** Work to be completed **
Pull every line containing the word "ہندوستان" from the records.

** Records provided **
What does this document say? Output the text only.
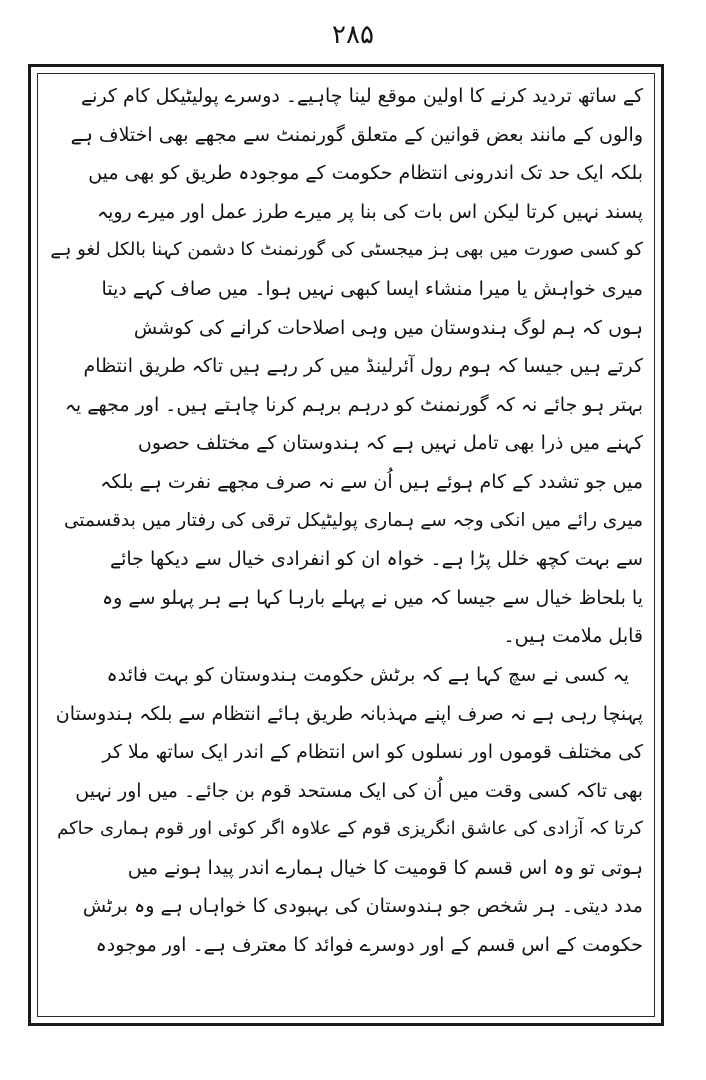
۲۸۵
کے ساتھ تردید کرنے کا اولین موقع لینا چاہیے۔ دوسرے پولیٹیکل کام کرنے
والوں کے مانند بعض قوانین کے متعلق گورنمنٹ سے مجھے بھی اختلاف ہے
بلکہ ایک حد تک اندرونی انتظام حکومت کے موجودہ طریق کو بھی میں
پسند نہیں کرتا لیکن اس بات کی بنا پر میرے طرز عمل اور میرے رویہ
کو کسی صورت میں بھی ہز میجسٹی کی گورنمنٹ کا دشمن کہنا بالکل لغو ہے
میری خواہش یا میرا منشاء ایسا کبھی نہیں ہوا۔ میں صاف کہے دیتا
ہوں کہ ہم لوگ ہندوستان میں وہی اصلاحات کرانے کی کوشش
کرتے ہیں جیسا کہ ہوم رول آئرلینڈ میں کر رہے ہیں تاکہ طریق انتظام
بہتر ہو جائے نہ کہ گورنمنٹ کو درہم برہم کرنا چاہتے ہیں۔ اور مجھے یہ
کہنے میں ذرا بھی تامل نہیں ہے کہ ہندوستان کے مختلف حصوں
میں جو تشدد کے کام ہوئے ہیں اُن سے نہ صرف مجھے نفرت ہے بلکہ
میری رائے میں انکی وجہ سے ہماری پولیٹیکل ترقی کی رفتار میں بدقسمتی
سے بہت کچھ خلل پڑا ہے۔ خواہ ان کو انفرادی خیال سے دیکھا جائے
یا بلحاظ خیال سے جیسا کہ میں نے پہلے بارہا کہا ہے ہر پہلو سے وہ
قابل ملامت ہیں۔
یہ کسی نے سچ کہا ہے کہ برٹش حکومت ہندوستان کو بہت فائدہ
پہنچا رہی ہے نہ صرف اپنے مہذبانہ طریق ہائے انتظام سے بلکہ ہندوستان
کی مختلف قوموں اور نسلوں کو اس انتظام کے اندر ایک ساتھ ملا کر
بھی تاکہ کسی وقت میں اُن کی ایک مستحد قوم بن جائے۔ میں اور نہیں
کرتا کہ آزادی کی عاشق انگریزی قوم کے علاوہ اگر کوئی اور قوم ہماری حاکم
ہوتی تو وہ اس قسم کا قومیت کا خیال ہمارے اندر پیدا ہونے میں
مدد دیتی۔ ہر شخص جو ہندوستان کی بہبودی کا خواہاں ہے وہ برٹش
حکومت کے اس قسم کے اور دوسرے فوائد کا معترف ہے۔ اور موجودہ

** Answer for the task **
ہوں کہ ہم لوگ ہندوستان میں وہی اصلاحات کرانے کی کوشش
کہنے میں ذرا بھی تامل نہیں ہے کہ ہندوستان کے مختلف حصوں
یہ کسی نے سچ کہا ہے کہ برٹش حکومت ہندوستان کو بہت فائدہ
پہنچا رہی ہے نہ صرف اپنے مہذبانہ طریق ہائے انتظام سے بلکہ ہندوستان
مدد دیتی۔ ہر شخص جو ہندوستان کی بہبودی کا خواہاں ہے وہ برٹش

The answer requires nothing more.